(Dataset records)
——————
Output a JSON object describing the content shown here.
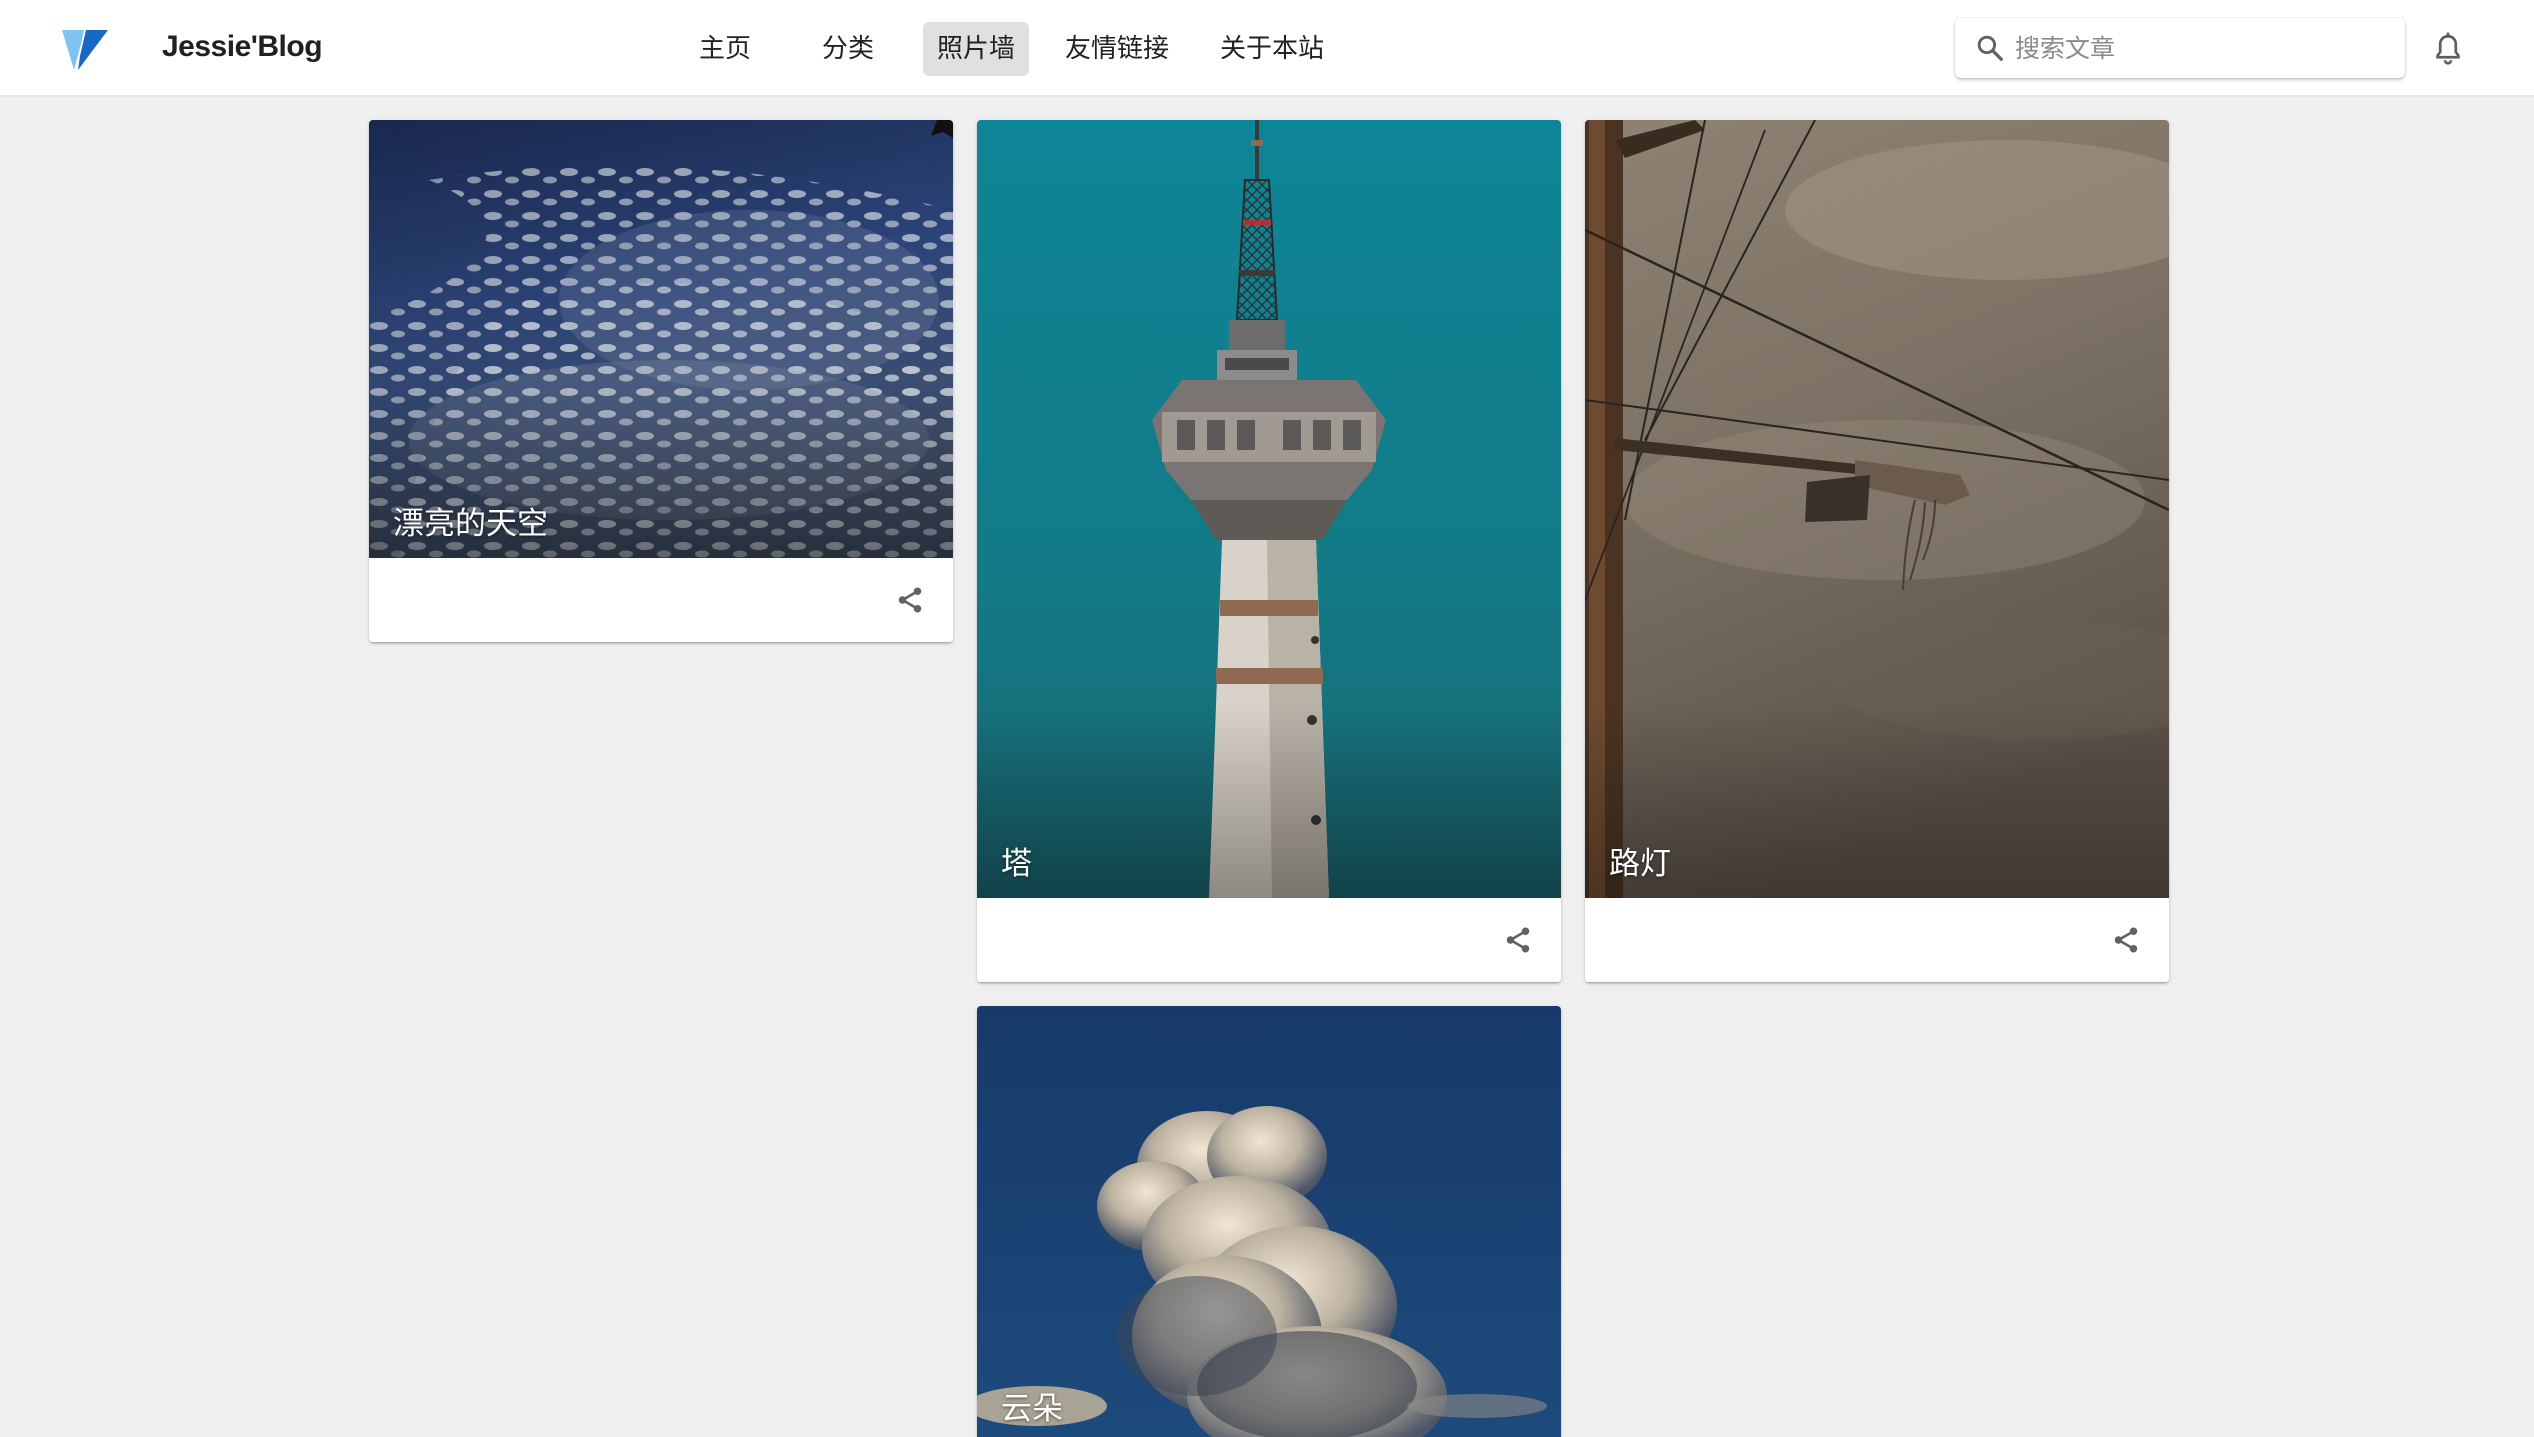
{
  "header": {
    "brand": "Jessie'Blog",
    "nav": [
      {
        "label": "主页",
        "active": false
      },
      {
        "label": "分类",
        "active": false
      },
      {
        "label": "照片墙",
        "active": true
      },
      {
        "label": "友情链接",
        "active": false
      },
      {
        "label": "关于本站",
        "active": false
      }
    ],
    "search_placeholder": "搜索文章",
    "search_value": "",
    "icons": [
      "vuetify-logo-icon",
      "search-icon",
      "bell-icon"
    ]
  },
  "photos": [
    {
      "caption": "漂亮的天空",
      "icon": "share-icon"
    },
    {
      "caption": "塔",
      "icon": "share-icon"
    },
    {
      "caption": "路灯",
      "icon": "share-icon"
    },
    {
      "caption": "云朵",
      "icon": "share-icon"
    }
  ],
  "colors": {
    "page_background": "#efefef",
    "appbar_background": "#ffffff",
    "active_nav_background": "#e0e0e0",
    "logo_light": "#7fc3f2",
    "logo_dark": "#1867c0"
  }
}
——————
> Exercise objective:
Write the entries above out in full, exactly, with no images.

> Final answer:
Output a JSON object describing the content shown here.
{
  "header": {
    "brand": "Jessie'Blog",
    "nav": [
      {
        "label": "主页",
        "active": false
      },
      {
        "label": "分类",
        "active": false
      },
      {
        "label": "照片墙",
        "active": true
      },
      {
        "label": "友情链接",
        "active": false
      },
      {
        "label": "关于本站",
        "active": false
      }
    ],
    "search_placeholder": "搜索文章",
    "search_value": "",
    "icons": [
      "vuetify-logo-icon",
      "search-icon",
      "bell-icon"
    ]
  },
  "photos": [
    {
      "caption": "漂亮的天空",
      "icon": "share-icon"
    },
    {
      "caption": "塔",
      "icon": "share-icon"
    },
    {
      "caption": "路灯",
      "icon": "share-icon"
    },
    {
      "caption": "云朵",
      "icon": "share-icon"
    }
  ],
  "colors": {
    "page_background": "#efefef",
    "appbar_background": "#ffffff",
    "active_nav_background": "#e0e0e0",
    "logo_light": "#7fc3f2",
    "logo_dark": "#1867c0"
  }
}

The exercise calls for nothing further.